Problem to solve:
Check every line of the entries that follow, and copy the ones containing "BISE".

▬▬▬▬▬▬▬▬▬▬

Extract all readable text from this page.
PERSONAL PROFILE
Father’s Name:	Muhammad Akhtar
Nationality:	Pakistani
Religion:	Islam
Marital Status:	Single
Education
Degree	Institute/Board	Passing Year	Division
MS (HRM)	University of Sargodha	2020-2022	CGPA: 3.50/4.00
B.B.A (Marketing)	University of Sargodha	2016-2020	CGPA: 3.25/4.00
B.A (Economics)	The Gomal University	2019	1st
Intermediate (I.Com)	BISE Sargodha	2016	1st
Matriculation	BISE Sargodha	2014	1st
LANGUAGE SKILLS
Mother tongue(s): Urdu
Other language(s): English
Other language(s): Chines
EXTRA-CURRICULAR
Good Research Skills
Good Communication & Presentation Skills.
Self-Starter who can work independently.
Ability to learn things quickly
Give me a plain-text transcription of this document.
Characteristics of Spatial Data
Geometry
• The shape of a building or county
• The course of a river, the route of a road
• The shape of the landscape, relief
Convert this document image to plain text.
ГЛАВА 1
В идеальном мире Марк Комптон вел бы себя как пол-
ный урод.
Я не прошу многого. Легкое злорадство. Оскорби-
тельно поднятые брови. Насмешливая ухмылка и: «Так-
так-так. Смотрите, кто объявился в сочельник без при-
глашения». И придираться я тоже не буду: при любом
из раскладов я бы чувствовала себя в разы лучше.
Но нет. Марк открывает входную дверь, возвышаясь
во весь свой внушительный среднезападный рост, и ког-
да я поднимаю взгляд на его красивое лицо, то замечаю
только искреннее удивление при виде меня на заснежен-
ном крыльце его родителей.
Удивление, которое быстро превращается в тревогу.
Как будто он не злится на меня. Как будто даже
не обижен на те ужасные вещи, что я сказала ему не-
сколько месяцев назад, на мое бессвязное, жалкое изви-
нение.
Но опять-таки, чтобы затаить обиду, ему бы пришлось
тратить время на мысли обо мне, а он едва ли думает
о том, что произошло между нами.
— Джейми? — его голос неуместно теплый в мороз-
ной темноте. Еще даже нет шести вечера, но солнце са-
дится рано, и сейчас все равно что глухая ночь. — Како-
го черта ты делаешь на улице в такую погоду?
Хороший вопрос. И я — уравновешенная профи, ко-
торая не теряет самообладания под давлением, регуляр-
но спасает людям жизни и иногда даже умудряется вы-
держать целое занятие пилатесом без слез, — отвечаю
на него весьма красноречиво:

▬▬▬▬▬▬▬▬▬▬

Output of the task:
Intermediate (I.Com)	BISE Sargodha	2016	1st
Matriculation	BISE Sargodha	2014	1st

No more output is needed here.